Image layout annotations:
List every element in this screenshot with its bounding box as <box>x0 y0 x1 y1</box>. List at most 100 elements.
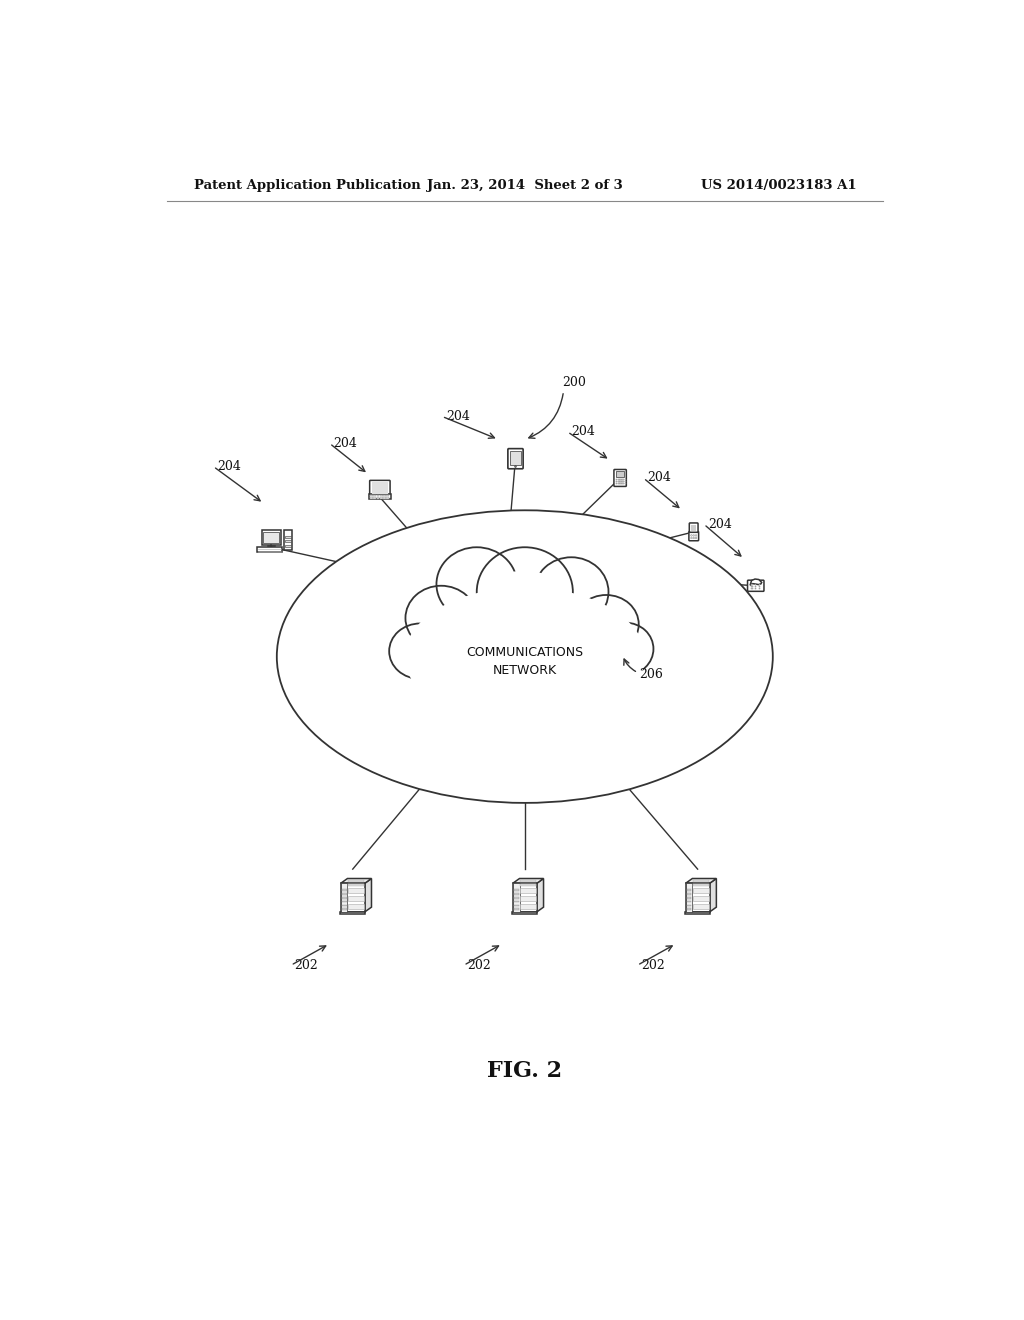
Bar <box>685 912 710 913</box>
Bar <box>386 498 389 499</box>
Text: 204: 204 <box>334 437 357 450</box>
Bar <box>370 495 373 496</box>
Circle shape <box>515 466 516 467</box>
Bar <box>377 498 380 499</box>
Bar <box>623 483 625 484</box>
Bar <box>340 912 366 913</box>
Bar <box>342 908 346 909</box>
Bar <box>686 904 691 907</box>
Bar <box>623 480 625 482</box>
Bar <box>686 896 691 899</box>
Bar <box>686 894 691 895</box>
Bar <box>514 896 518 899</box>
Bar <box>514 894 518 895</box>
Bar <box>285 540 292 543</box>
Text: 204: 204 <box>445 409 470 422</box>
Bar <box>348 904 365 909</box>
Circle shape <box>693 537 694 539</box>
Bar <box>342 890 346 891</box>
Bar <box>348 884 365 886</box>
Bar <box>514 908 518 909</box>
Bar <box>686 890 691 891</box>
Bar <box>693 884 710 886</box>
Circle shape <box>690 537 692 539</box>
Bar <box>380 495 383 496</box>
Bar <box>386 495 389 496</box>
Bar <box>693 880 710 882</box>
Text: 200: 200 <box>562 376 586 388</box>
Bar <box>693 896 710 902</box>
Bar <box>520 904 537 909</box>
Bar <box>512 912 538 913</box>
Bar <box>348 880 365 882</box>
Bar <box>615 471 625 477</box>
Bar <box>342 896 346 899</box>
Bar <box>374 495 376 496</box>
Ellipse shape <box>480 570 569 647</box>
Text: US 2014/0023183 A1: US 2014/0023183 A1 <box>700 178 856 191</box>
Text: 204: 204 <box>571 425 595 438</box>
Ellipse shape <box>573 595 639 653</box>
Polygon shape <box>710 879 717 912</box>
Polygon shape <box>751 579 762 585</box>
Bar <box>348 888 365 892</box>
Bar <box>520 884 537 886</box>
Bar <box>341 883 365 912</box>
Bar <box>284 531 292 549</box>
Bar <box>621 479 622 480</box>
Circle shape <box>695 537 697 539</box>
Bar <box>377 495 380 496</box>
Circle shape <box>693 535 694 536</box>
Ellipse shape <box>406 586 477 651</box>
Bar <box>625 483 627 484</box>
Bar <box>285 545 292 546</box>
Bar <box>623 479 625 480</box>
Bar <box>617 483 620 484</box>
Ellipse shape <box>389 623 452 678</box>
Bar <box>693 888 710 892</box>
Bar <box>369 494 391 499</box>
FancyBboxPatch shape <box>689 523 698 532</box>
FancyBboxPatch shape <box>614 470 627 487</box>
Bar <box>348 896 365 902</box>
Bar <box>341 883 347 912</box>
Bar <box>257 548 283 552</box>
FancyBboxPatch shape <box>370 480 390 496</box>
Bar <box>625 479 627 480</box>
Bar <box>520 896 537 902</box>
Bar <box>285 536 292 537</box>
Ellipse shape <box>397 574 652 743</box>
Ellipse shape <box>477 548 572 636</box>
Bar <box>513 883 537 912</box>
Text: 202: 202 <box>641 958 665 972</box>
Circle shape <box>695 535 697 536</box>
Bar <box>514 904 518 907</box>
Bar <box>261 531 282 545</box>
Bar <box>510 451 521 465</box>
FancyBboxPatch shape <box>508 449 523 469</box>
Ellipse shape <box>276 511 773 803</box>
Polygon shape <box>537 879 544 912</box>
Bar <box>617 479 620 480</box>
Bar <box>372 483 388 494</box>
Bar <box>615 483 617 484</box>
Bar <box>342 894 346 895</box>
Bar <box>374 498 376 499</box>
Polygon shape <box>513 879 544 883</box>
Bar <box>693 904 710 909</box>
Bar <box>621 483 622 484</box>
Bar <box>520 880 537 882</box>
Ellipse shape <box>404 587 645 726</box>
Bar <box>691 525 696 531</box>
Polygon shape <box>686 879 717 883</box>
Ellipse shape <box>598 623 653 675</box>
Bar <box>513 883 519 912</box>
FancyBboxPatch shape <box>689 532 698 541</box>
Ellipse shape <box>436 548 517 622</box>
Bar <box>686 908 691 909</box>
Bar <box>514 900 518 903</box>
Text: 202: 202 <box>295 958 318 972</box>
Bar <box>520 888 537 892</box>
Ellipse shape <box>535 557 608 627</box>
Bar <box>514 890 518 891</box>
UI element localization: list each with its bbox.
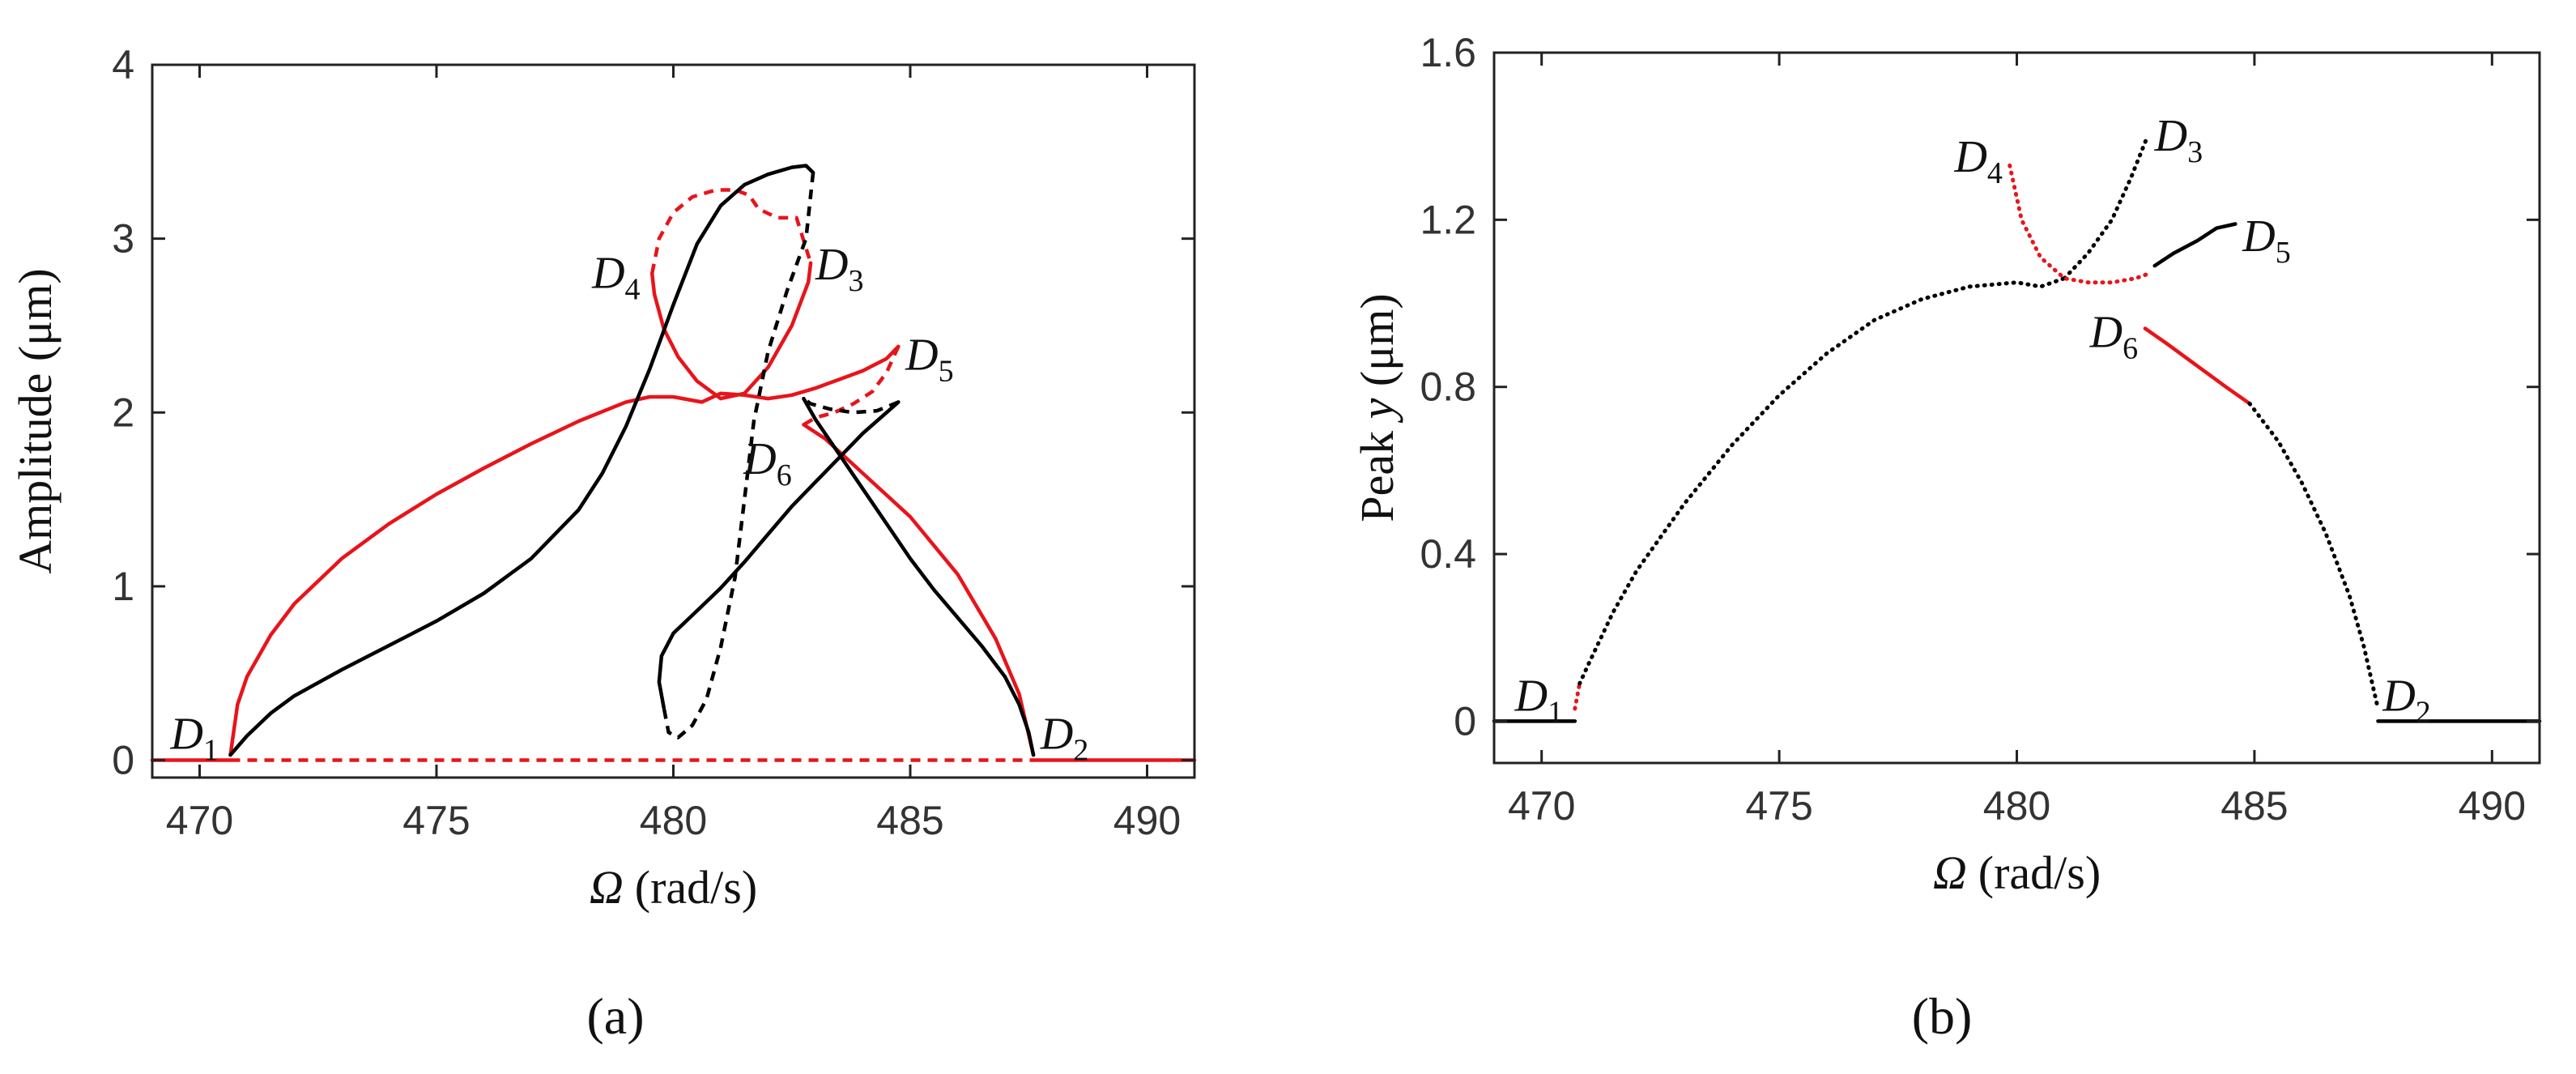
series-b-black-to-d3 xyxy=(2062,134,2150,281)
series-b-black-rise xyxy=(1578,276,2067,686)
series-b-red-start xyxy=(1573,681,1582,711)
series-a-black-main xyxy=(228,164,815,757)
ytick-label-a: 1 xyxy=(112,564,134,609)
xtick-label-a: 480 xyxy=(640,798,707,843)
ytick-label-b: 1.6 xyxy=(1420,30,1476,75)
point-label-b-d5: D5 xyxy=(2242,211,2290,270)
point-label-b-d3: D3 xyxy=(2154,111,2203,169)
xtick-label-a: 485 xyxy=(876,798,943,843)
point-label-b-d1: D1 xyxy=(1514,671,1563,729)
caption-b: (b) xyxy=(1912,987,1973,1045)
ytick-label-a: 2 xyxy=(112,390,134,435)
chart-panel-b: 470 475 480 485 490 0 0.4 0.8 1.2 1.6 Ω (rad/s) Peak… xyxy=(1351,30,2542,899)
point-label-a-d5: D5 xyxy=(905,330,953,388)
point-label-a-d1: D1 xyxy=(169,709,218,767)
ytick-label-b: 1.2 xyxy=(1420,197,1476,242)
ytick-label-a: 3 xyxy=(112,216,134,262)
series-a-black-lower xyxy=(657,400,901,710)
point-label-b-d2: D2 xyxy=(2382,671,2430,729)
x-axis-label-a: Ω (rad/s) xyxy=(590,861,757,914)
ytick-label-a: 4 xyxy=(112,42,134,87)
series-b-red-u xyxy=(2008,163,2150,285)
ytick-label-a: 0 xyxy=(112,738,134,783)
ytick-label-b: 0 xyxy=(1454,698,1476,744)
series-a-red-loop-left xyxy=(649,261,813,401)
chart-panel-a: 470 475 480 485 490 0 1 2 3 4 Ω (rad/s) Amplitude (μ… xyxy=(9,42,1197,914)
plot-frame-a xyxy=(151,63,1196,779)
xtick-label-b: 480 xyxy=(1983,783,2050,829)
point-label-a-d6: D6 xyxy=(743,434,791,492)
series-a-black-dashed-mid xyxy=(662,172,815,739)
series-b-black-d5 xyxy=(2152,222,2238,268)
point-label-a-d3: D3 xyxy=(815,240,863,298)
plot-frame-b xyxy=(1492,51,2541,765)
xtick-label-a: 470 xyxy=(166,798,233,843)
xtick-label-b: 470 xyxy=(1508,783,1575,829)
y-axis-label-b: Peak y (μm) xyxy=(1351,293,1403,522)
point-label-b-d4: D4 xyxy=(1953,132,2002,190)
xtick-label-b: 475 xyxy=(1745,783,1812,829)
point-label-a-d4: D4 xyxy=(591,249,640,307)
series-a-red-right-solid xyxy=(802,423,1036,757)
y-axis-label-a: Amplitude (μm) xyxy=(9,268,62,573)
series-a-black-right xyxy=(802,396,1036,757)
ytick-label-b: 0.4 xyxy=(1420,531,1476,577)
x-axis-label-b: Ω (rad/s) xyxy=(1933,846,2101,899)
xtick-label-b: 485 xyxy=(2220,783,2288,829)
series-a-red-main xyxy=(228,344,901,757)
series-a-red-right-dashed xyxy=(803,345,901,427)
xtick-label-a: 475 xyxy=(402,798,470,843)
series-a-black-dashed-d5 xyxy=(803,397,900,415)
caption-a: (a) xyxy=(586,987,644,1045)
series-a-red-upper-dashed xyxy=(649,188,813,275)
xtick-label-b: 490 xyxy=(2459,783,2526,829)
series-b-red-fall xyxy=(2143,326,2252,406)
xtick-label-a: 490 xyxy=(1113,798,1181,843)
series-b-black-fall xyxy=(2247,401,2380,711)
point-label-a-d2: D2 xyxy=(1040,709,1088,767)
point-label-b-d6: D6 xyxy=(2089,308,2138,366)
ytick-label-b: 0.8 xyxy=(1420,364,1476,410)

Given exercise: Output the lines of the data again without changes, starting with the line that contains "Bar <box>685 912 710 913</box>" and ending with the line that contains "Bar <box>285 540 292 543</box>", both included.

Final answer:
Bar <box>685 912 710 913</box>
Bar <box>386 498 389 499</box>
Text: 204: 204 <box>334 437 357 450</box>
Bar <box>370 495 373 496</box>
Circle shape <box>515 466 516 467</box>
Bar <box>377 498 380 499</box>
Bar <box>623 483 625 484</box>
Bar <box>340 912 366 913</box>
Bar <box>342 908 346 909</box>
Bar <box>686 904 691 907</box>
Bar <box>623 480 625 482</box>
Bar <box>686 896 691 899</box>
Bar <box>686 894 691 895</box>
Bar <box>514 896 518 899</box>
Bar <box>514 894 518 895</box>
Bar <box>285 540 292 543</box>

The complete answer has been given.